Data entries
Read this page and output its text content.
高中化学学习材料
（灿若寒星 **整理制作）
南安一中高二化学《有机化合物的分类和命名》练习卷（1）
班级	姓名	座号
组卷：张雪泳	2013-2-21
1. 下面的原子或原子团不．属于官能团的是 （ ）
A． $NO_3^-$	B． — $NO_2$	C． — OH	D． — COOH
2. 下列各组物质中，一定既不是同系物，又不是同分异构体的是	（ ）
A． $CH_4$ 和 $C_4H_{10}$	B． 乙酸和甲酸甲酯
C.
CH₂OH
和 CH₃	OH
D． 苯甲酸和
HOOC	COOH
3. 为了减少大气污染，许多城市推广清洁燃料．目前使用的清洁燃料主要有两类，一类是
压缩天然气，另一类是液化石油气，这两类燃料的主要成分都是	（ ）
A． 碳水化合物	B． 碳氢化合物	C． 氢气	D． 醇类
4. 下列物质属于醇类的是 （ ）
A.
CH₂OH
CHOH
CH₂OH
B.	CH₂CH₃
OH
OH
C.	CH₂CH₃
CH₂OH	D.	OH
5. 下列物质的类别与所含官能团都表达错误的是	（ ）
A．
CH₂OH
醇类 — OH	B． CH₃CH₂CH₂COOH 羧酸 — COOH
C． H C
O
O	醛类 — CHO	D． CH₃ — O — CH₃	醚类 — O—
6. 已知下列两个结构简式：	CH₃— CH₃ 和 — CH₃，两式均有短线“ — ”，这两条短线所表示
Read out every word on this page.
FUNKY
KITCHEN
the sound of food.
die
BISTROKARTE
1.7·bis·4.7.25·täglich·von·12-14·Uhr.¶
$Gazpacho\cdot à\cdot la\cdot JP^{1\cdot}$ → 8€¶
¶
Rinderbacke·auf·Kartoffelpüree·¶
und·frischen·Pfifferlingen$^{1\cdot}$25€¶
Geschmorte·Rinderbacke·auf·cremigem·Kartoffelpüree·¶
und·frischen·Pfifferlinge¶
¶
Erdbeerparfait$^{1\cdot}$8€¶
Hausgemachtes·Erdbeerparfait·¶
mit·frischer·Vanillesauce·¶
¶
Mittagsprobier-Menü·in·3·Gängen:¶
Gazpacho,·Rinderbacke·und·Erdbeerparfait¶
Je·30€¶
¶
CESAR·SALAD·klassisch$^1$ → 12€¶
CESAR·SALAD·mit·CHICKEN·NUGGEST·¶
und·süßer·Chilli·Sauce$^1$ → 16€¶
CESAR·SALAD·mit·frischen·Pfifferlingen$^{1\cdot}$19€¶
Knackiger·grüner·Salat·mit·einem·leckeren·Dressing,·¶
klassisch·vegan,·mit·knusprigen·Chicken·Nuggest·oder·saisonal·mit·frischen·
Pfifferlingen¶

# Goal
Please restate the data word for word, every record included.

# Answer to this problem
Read this page and output its text content.
高中化学学习材料
（灿若寒星 **整理制作）
南安一中高二化学《有机化合物的分类和命名》练习卷（1）
班级	姓名	座号
组卷：张雪泳	2013-2-21
1. 下面的原子或原子团不．属于官能团的是 （ ）
A． $NO_3^-$	B． — $NO_2$	C． — OH	D． — COOH
2. 下列各组物质中，一定既不是同系物，又不是同分异构体的是	（ ）
A． $CH_4$ 和 $C_4H_{10}$	B． 乙酸和甲酸甲酯
C.
CH₂OH
和 CH₃	OH
D． 苯甲酸和
HOOC	COOH
3. 为了减少大气污染，许多城市推广清洁燃料．目前使用的清洁燃料主要有两类，一类是
压缩天然气，另一类是液化石油气，这两类燃料的主要成分都是	（ ）
A． 碳水化合物	B． 碳氢化合物	C． 氢气	D． 醇类
4. 下列物质属于醇类的是 （ ）
A.
CH₂OH
CHOH
CH₂OH
B.	CH₂CH₃
OH
OH
C.	CH₂CH₃
CH₂OH	D.	OH
5. 下列物质的类别与所含官能团都表达错误的是	（ ）
A．
CH₂OH
醇类 — OH	B． CH₃CH₂CH₂COOH 羧酸 — COOH
C． H C
O
O	醛类 — CHO	D． CH₃ — O — CH₃	醚类 — O—
6. 已知下列两个结构简式：	CH₃— CH₃ 和 — CH₃，两式均有短线“ — ”，这两条短线所表示
Read out every word on this page.
FUNKY
KITCHEN
the sound of food.
die
BISTROKARTE
1.7·bis·4.7.25·täglich·von·12-14·Uhr.¶
$Gazpacho\cdot à\cdot la\cdot JP^{1\cdot}$ → 8€¶
¶
Rinderbacke·auf·Kartoffelpüree·¶
und·frischen·Pfifferlingen$^{1\cdot}$25€¶
Geschmorte·Rinderbacke·auf·cremigem·Kartoffelpüree·¶
und·frischen·Pfifferlinge¶
¶
Erdbeerparfait$^{1\cdot}$8€¶
Hausgemachtes·Erdbeerparfait·¶
mit·frischer·Vanillesauce·¶
¶
Mittagsprobier-Menü·in·3·Gängen:¶
Gazpacho,·Rinderbacke·und·Erdbeerparfait¶
Je·30€¶
¶
CESAR·SALAD·klassisch$^1$ → 12€¶
CESAR·SALAD·mit·CHICKEN·NUGGEST·¶
und·süßer·Chilli·Sauce$^1$ → 16€¶
CESAR·SALAD·mit·frischen·Pfifferlingen$^{1\cdot}$19€¶
Knackiger·grüner·Salat·mit·einem·leckeren·Dressing,·¶
klassisch·vegan,·mit·knusprigen·Chicken·Nuggest·oder·saisonal·mit·frischen·
Pfifferlingen¶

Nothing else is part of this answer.